►
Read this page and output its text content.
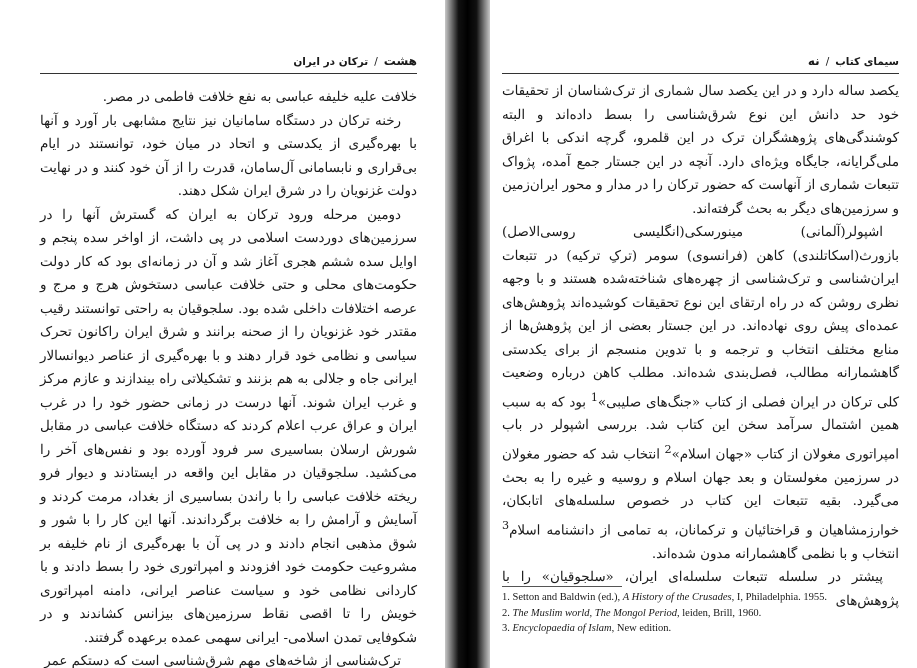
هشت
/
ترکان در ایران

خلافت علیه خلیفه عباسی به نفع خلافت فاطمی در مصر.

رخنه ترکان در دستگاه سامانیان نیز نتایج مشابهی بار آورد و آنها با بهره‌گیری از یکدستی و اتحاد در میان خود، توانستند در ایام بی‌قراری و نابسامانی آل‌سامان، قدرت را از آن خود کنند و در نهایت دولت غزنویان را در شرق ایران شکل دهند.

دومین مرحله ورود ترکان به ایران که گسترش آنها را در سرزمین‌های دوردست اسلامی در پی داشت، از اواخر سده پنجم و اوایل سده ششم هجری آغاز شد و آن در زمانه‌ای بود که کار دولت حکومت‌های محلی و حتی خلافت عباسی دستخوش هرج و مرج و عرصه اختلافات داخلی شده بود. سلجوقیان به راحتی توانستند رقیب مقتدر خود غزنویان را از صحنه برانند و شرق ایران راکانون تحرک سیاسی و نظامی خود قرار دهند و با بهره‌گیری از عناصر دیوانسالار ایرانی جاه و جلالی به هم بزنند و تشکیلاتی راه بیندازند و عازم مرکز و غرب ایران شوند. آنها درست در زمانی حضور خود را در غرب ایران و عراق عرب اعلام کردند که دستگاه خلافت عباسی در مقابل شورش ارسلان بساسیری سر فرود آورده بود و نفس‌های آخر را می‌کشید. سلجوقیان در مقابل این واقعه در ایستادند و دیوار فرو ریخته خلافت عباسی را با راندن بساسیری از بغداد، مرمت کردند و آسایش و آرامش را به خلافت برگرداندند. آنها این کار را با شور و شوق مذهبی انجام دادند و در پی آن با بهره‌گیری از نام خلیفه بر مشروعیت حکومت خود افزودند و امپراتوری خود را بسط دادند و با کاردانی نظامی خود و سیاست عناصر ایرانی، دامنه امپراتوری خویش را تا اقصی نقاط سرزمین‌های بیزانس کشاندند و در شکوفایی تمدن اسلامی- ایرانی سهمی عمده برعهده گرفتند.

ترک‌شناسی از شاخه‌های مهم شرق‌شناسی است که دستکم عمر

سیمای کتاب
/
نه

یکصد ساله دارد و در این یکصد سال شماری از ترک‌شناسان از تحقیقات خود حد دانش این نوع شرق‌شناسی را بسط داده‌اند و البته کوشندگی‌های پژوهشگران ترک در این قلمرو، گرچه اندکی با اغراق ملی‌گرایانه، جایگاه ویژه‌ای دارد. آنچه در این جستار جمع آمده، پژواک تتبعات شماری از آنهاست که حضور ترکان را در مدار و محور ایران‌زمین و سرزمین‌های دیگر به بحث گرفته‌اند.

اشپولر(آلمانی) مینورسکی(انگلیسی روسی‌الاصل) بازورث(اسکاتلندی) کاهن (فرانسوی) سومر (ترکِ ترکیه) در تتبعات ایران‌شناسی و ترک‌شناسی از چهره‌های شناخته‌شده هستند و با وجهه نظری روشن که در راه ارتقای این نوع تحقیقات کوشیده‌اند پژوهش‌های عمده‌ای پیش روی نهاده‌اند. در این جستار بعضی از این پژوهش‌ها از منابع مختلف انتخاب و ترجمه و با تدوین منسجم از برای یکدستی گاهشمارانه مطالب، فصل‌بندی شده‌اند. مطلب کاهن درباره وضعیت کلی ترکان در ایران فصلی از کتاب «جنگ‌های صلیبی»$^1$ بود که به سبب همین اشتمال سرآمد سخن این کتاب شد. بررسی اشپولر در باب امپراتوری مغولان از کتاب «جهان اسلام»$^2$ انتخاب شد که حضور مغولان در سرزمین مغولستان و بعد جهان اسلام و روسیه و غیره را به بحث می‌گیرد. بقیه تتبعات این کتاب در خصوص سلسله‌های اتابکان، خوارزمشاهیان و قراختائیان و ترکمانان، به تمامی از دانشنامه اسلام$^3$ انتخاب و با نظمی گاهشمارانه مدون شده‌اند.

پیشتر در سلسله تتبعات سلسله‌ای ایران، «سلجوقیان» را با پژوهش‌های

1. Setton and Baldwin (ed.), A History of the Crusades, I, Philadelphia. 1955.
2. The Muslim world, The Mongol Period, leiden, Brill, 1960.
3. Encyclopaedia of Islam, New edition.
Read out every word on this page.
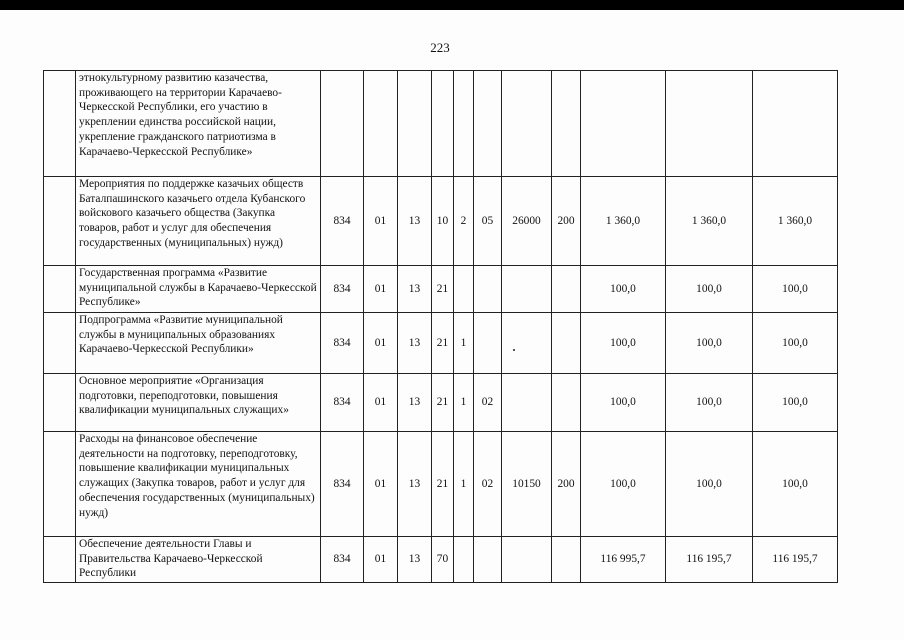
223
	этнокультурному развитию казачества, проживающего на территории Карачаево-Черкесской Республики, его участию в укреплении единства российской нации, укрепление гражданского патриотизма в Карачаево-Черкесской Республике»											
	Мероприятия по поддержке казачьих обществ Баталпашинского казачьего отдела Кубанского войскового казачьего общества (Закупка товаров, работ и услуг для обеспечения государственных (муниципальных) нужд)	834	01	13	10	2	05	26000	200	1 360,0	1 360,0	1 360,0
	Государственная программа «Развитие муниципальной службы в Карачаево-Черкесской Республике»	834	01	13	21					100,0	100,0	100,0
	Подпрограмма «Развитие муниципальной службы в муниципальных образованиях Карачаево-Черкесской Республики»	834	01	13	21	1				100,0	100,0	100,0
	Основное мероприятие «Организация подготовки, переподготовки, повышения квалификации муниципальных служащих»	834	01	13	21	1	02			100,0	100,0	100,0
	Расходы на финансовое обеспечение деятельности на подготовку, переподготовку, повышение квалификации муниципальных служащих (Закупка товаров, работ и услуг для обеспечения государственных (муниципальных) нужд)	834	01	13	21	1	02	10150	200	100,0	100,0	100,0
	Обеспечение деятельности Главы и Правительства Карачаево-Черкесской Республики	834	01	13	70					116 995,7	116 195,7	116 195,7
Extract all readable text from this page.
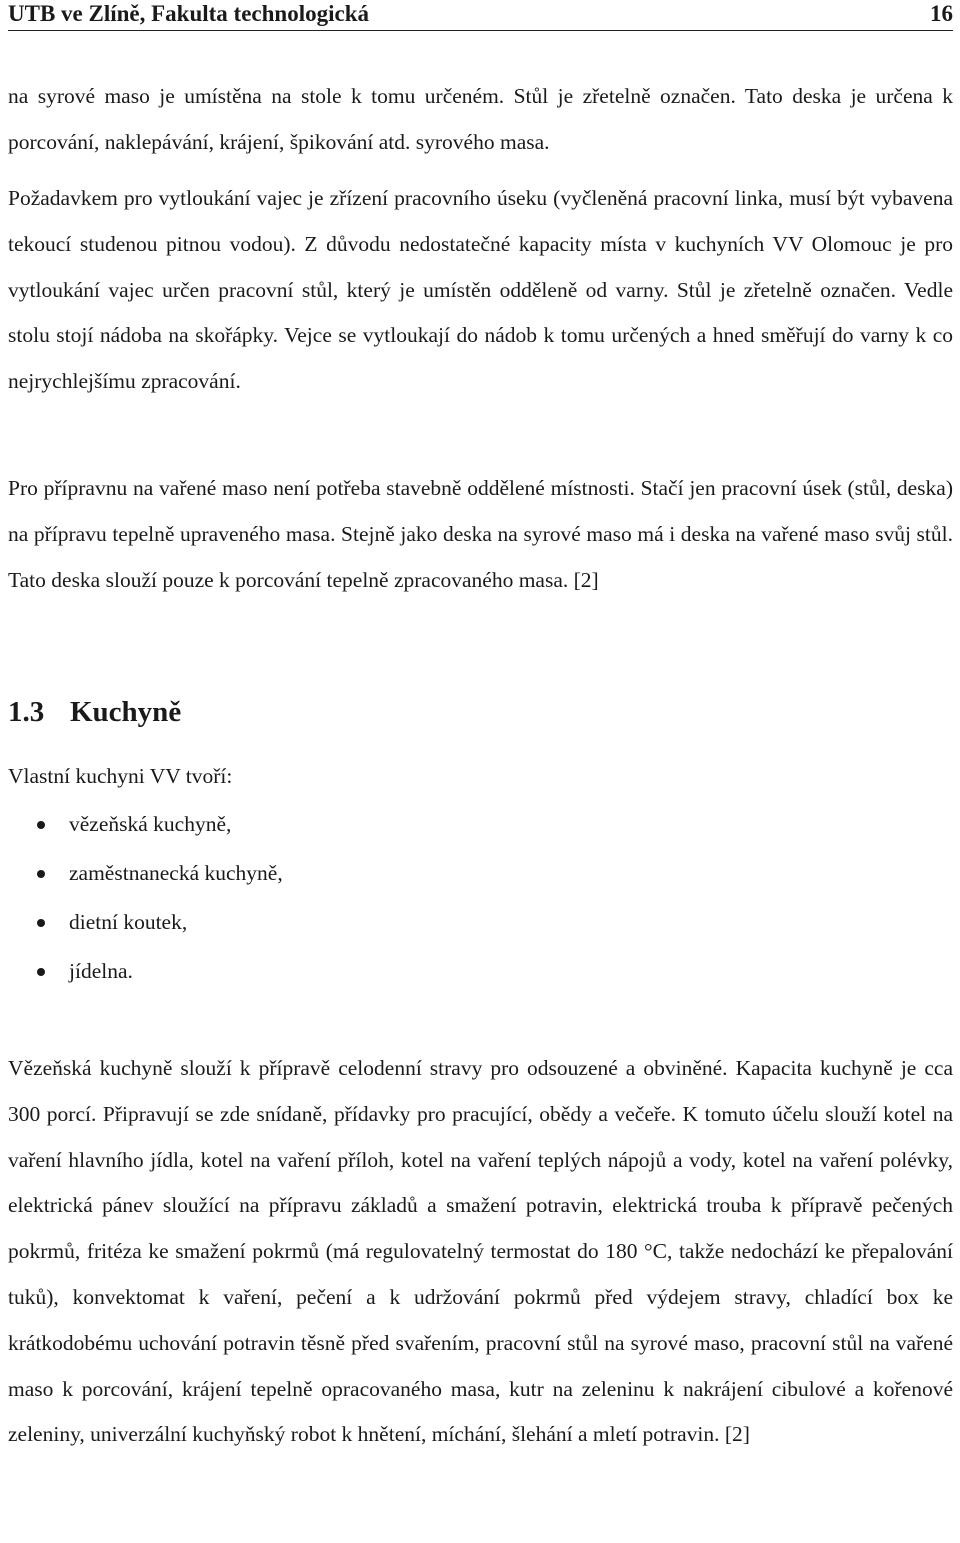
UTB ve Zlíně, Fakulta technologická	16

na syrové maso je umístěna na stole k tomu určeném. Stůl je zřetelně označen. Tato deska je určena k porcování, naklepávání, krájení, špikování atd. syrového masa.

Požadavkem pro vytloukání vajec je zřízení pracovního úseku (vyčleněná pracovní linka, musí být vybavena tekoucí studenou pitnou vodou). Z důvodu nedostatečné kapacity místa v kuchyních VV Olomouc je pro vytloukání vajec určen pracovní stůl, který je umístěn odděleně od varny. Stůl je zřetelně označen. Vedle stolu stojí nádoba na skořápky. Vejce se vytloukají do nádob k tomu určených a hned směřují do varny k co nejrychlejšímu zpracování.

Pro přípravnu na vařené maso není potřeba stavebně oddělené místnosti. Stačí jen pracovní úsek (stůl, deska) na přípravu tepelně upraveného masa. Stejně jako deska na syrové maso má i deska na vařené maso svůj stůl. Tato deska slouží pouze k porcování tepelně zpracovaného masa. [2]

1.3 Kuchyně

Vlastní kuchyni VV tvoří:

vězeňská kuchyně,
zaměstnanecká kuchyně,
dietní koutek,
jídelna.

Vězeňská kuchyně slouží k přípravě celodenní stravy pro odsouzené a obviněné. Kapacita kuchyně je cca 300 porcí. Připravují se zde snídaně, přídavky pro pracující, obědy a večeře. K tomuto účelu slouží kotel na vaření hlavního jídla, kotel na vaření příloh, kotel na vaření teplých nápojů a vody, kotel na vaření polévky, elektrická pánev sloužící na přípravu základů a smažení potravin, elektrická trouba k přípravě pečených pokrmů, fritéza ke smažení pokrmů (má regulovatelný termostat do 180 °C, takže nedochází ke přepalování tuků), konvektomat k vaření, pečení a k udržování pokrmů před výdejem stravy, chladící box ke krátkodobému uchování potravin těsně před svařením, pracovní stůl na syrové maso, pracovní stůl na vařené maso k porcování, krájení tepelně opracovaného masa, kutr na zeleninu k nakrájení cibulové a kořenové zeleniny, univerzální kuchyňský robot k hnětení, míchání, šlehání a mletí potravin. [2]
◄
Identify lines with the string "خلافت". Copy each one.

خلافت علیه خلیفه عباسی به نفع خلافت فاطمی در مصر.
دومین مرحله ورود ترکان به ایران که گسترش آنها را در سرزمین‌های دوردست اسلامی در پی داشت، از اواخر سده پنجم و اوایل سده ششم هجری آغاز شد و آن در زمانه‌ای بود که کار دولت حکومت‌های محلی و حتی خلافت عباسی دستخوش هرج و مرج و عرصه اختلافات داخلی شده بود. سلجوقیان به راحتی توانستند رقیب مقتدر خود غزنویان را از صحنه برانند و شرق ایران راکانون تحرک سیاسی و نظامی خود قرار دهند و با بهره‌گیری از عناصر دیوانسالار ایرانی جاه و جلالی به هم بزنند و تشکیلاتی راه بیندازند و عازم مرکز و غرب ایران شوند. آنها درست در زمانی حضور خود را در غرب ایران و عراق عرب اعلام کردند که دستگاه خلافت عباسی در مقابل شورش ارسلان بساسیری سر فرود آورده بود و نفس‌های آخر را می‌کشید. سلجوقیان در مقابل این واقعه در ایستادند و دیوار فرو ریخته خلافت عباسی را با راندن بساسیری از بغداد، مرمت کردند و آسایش و آرامش را به خلافت برگرداندند. آنها این کار را با شور و شوق مذهبی انجام دادند و در پی آن با بهره‌گیری از نام خلیفه بر مشروعیت حکومت خود افزودند و امپراتوری خود را بسط دادند و با کاردانی نظامی خود و سیاست عناصر ایرانی، دامنه امپراتوری خویش را تا اقصی نقاط سرزمین‌های بیزانس کشاندند و در شکوفایی تمدن اسلامی- ایرانی سهمی عمده برعهده گرفتند.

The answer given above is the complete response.